**TASK STATEMENT**
Reproduce each line bearing the word "arcsec".

**SUPPLIED DATA**
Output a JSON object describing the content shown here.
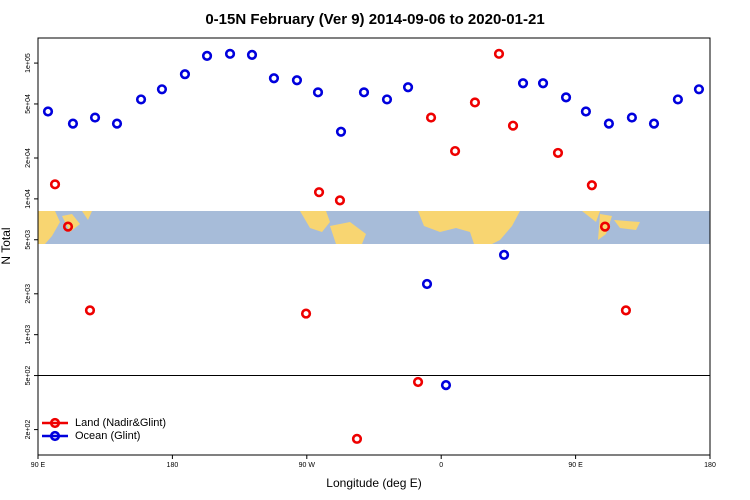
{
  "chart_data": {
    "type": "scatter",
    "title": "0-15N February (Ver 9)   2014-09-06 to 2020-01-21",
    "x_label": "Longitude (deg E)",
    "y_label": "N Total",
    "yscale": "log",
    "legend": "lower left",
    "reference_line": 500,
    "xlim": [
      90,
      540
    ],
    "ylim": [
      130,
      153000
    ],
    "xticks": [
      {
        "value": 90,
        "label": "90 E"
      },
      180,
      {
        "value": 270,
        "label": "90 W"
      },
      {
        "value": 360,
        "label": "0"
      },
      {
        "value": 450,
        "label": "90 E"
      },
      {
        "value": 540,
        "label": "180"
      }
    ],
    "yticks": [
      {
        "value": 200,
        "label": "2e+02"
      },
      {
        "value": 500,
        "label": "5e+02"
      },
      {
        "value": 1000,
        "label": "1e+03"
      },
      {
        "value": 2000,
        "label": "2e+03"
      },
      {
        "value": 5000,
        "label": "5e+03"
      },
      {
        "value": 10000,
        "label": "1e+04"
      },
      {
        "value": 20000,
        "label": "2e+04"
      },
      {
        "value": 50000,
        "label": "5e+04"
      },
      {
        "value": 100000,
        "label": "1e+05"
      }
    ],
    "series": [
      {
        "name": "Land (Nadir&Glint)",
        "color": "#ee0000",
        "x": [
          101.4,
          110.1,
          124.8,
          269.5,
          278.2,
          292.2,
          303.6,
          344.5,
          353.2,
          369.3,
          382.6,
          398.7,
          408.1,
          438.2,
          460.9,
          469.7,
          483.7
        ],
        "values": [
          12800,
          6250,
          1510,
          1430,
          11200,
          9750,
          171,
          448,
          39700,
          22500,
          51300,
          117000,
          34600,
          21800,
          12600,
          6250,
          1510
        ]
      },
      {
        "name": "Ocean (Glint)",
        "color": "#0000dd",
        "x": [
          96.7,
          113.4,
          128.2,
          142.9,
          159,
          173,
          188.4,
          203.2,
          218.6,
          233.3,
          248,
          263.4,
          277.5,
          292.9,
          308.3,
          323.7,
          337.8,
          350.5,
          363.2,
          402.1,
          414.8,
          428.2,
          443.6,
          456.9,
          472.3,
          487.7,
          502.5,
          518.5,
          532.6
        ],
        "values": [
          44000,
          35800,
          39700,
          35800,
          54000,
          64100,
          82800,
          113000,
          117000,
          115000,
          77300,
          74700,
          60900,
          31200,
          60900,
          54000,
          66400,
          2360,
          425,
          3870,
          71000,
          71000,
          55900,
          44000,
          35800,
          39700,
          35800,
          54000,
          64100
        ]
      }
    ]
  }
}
...
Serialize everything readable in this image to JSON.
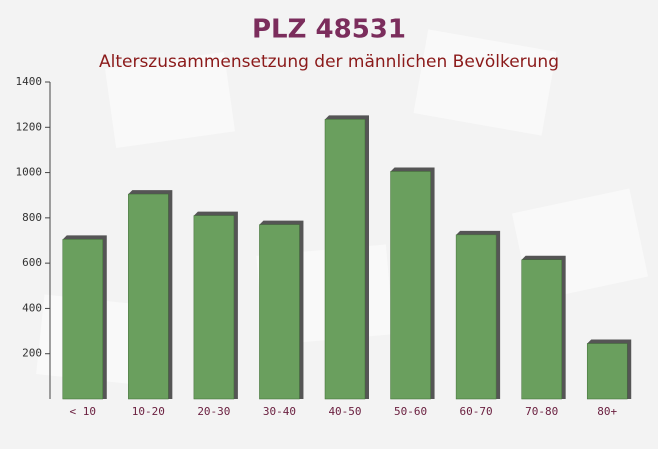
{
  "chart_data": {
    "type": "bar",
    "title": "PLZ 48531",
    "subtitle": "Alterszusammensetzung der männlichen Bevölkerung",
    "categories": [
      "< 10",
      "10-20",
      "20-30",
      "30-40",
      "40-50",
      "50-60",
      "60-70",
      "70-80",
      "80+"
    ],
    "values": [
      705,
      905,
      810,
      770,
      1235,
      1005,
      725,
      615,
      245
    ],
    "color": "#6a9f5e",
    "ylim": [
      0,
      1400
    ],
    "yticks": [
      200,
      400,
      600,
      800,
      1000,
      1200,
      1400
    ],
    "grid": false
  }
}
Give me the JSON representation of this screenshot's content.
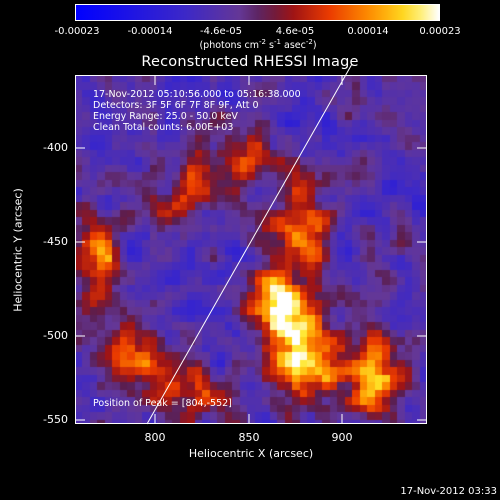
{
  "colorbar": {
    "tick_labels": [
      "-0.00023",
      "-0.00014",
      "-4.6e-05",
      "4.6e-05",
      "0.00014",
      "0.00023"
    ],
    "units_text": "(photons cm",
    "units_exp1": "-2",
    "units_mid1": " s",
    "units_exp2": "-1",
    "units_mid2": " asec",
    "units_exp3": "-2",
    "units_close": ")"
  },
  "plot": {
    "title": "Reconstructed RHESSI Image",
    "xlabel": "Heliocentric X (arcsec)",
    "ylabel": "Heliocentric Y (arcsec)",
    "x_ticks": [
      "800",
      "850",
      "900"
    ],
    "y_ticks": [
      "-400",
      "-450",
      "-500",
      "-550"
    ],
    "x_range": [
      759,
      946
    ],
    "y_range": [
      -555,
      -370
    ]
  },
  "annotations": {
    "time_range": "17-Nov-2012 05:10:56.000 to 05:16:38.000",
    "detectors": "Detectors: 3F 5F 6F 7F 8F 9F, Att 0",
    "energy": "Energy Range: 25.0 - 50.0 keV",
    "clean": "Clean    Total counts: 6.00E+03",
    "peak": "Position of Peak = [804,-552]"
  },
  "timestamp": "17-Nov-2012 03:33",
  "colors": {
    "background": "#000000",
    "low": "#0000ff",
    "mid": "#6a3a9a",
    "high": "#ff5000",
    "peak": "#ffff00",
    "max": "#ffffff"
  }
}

**EXPECTED OUTPUT**
    "xlabel": "Heliocentric X (arcsec)",
    "ylabel": "Heliocentric Y (arcsec)",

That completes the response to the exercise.